Will you give the material below again, every line exactly as it is?
>> Begin Records supplied
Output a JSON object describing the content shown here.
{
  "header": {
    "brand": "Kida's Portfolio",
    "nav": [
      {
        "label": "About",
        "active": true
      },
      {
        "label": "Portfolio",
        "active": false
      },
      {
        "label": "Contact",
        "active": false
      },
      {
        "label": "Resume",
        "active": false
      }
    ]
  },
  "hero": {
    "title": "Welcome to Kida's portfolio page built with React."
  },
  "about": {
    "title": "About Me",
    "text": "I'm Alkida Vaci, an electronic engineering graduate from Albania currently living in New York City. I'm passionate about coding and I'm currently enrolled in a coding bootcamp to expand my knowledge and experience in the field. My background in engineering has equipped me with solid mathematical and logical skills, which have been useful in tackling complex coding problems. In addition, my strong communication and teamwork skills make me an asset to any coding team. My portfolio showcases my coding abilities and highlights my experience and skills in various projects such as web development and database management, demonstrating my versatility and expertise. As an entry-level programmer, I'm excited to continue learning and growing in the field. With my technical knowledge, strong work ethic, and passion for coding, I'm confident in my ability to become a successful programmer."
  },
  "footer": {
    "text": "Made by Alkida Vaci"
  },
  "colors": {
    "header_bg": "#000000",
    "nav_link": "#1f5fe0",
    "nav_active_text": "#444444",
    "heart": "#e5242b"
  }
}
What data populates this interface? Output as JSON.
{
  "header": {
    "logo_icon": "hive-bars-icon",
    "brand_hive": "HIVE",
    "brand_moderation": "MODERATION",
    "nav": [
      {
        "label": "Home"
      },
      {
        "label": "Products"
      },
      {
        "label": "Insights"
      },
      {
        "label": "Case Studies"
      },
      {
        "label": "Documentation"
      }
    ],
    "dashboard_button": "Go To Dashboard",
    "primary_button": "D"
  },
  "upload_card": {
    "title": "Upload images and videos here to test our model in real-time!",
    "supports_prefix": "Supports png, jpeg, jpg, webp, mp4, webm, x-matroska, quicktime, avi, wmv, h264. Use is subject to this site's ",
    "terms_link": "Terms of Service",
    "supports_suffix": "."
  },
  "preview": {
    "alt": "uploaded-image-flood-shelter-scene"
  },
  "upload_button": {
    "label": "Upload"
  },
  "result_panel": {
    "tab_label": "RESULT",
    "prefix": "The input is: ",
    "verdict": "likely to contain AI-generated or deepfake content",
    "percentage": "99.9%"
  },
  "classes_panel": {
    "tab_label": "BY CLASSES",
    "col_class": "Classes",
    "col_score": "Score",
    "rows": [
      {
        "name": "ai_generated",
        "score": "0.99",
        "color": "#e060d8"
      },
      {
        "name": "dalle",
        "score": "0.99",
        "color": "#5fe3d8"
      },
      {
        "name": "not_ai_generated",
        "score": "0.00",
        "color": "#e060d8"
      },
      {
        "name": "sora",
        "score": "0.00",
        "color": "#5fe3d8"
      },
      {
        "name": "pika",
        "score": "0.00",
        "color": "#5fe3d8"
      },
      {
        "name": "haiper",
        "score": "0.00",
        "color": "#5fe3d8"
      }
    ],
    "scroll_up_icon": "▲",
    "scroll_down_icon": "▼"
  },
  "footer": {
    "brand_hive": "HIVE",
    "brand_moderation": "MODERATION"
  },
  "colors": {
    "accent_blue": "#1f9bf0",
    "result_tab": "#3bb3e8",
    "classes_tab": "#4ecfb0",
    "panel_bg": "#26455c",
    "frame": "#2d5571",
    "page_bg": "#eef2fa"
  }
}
>> End Records supplied
Response
Output a JSON object describing the content shown here.
{
  "header": {
    "brand": "Kida's Portfolio",
    "nav": [
      {
        "label": "About",
        "active": true
      },
      {
        "label": "Portfolio",
        "active": false
      },
      {
        "label": "Contact",
        "active": false
      },
      {
        "label": "Resume",
        "active": false
      }
    ]
  },
  "hero": {
    "title": "Welcome to Kida's portfolio page built with React."
  },
  "about": {
    "title": "About Me",
    "text": "I'm Alkida Vaci, an electronic engineering graduate from Albania currently living in New York City. I'm passionate about coding and I'm currently enrolled in a coding bootcamp to expand my knowledge and experience in the field. My background in engineering has equipped me with solid mathematical and logical skills, which have been useful in tackling complex coding problems. In addition, my strong communication and teamwork skills make me an asset to any coding team. My portfolio showcases my coding abilities and highlights my experience and skills in various projects such as web development and database management, demonstrating my versatility and expertise. As an entry-level programmer, I'm excited to continue learning and growing in the field. With my technical knowledge, strong work ethic, and passion for coding, I'm confident in my ability to become a successful programmer."
  },
  "footer": {
    "text": "Made by Alkida Vaci"
  },
  "colors": {
    "header_bg": "#000000",
    "nav_link": "#1f5fe0",
    "nav_active_text": "#444444",
    "heart": "#e5242b"
  }
}
What data populates this interface? Output as JSON.
{
  "header": {
    "logo_icon": "hive-bars-icon",
    "brand_hive": "HIVE",
    "brand_moderation": "MODERATION",
    "nav": [
      {
        "label": "Home"
      },
      {
        "label": "Products"
      },
      {
        "label": "Insights"
      },
      {
        "label": "Case Studies"
      },
      {
        "label": "Documentation"
      }
    ],
    "dashboard_button": "Go To Dashboard",
    "primary_button": "D"
  },
  "upload_card": {
    "title": "Upload images and videos here to test our model in real-time!",
    "supports_prefix": "Supports png, jpeg, jpg, webp, mp4, webm, x-matroska, quicktime, avi, wmv, h264. Use is subject to this site's ",
    "terms_link": "Terms of Service",
    "supports_suffix": "."
  },
  "preview": {
    "alt": "uploaded-image-flood-shelter-scene"
  },
  "upload_button": {
    "label": "Upload"
  },
  "result_panel": {
    "tab_label": "RESULT",
    "prefix": "The input is: ",
    "verdict": "likely to contain AI-generated or deepfake content",
    "percentage": "99.9%"
  },
  "classes_panel": {
    "tab_label": "BY CLASSES",
    "col_class": "Classes",
    "col_score": "Score",
    "rows": [
      {
        "name": "ai_generated",
        "score": "0.99",
        "color": "#e060d8"
      },
      {
        "name": "dalle",
        "score": "0.99",
        "color": "#5fe3d8"
      },
      {
        "name": "not_ai_generated",
        "score": "0.00",
        "color": "#e060d8"
      },
      {
        "name": "sora",
        "score": "0.00",
        "color": "#5fe3d8"
      },
      {
        "name": "pika",
        "score": "0.00",
        "color": "#5fe3d8"
      },
      {
        "name": "haiper",
        "score": "0.00",
        "color": "#5fe3d8"
      }
    ],
    "scroll_up_icon": "▲",
    "scroll_down_icon": "▼"
  },
  "footer": {
    "brand_hive": "HIVE",
    "brand_moderation": "MODERATION"
  },
  "colors": {
    "accent_blue": "#1f9bf0",
    "result_tab": "#3bb3e8",
    "classes_tab": "#4ecfb0",
    "panel_bg": "#26455c",
    "frame": "#2d5571",
    "page_bg": "#eef2fa"
  }
}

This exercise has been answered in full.